── The data ──

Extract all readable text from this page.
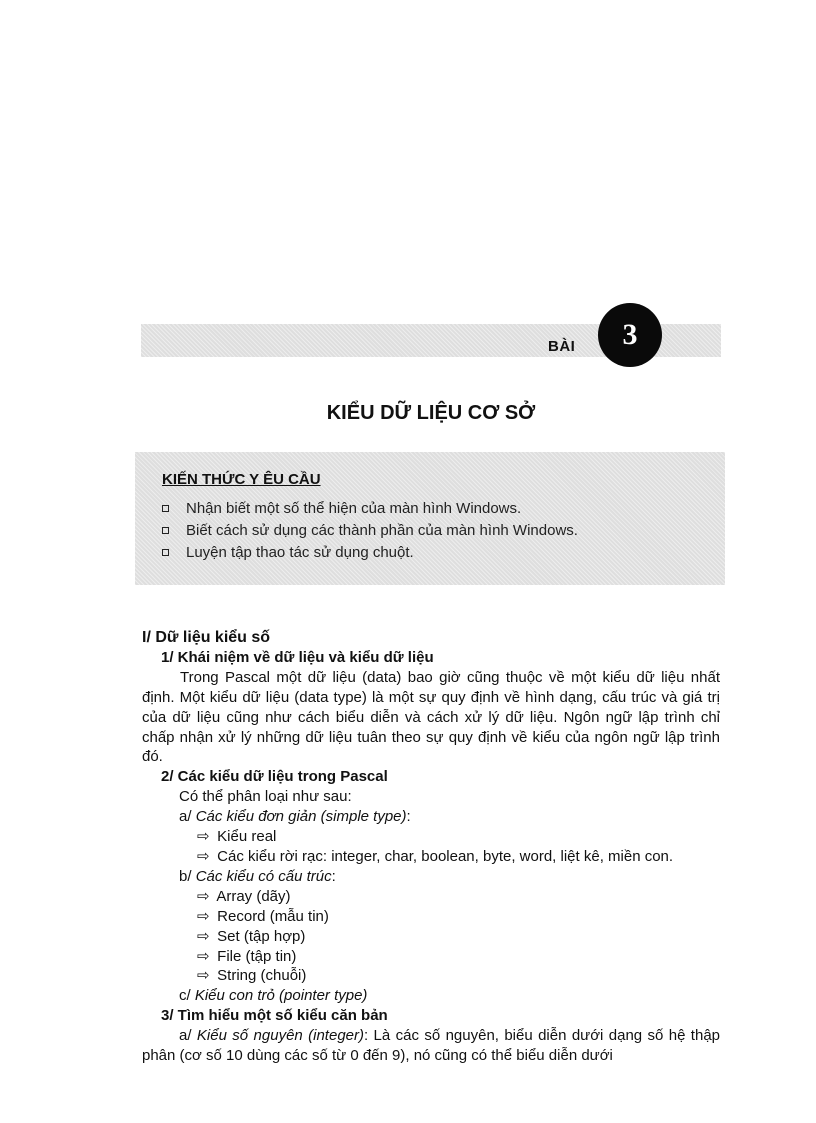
BÀI	3
KIỂU DỮ LIỆU CƠ SỞ
KIẾN THỨC Y ÊU CẦU
Nhận biết một số thể hiện của màn hình Windows.
Biết cách sử dụng các thành phần của màn hình Windows.
Luyện tập thao tác sử dụng chuột.
I/ Dữ liệu kiểu số
1/ Khái niệm về dữ liệu và kiểu dữ liệu
Trong Pascal một dữ liệu (data) bao giờ cũng thuộc về một kiểu dữ liệu nhất định. Một kiểu dữ liệu (data type) là một sự quy định về hình dạng, cấu trúc và giá trị của dữ liệu cũng như cách biểu diễn và cách xử lý dữ liệu. Ngôn ngữ lập trình chỉ chấp nhận xử lý những dữ liệu tuân theo sự quy định về kiểu của ngôn ngữ lập trình đó.
2/ Các kiểu dữ liệu trong Pascal
Có thể phân loại như sau:
a/ Các kiểu đơn giản (simple type):
⇨ Kiểu real
⇨ Các kiểu rời rạc: integer, char, boolean, byte, word, liệt kê, miền con.
b/ Các kiểu có cấu trúc:
⇨ Array (dãy)
⇨ Record (mẫu tin)
⇨ Set (tập hợp)
⇨ File (tập tin)
⇨ String (chuỗi)
c/ Kiểu con trỏ (pointer type)
3/ Tìm hiểu một số kiểu căn bản
a/ Kiểu số nguyên (integer): Là các số nguyên, biểu diễn dưới dạng số hệ thập phân (cơ số 10 dùng các số từ 0 đến 9), nó cũng có thể biểu diễn dưới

───

Goal:
Work out how many lines of the listing above include "dụng". Answer with the number and nothing more.

Written reply:
2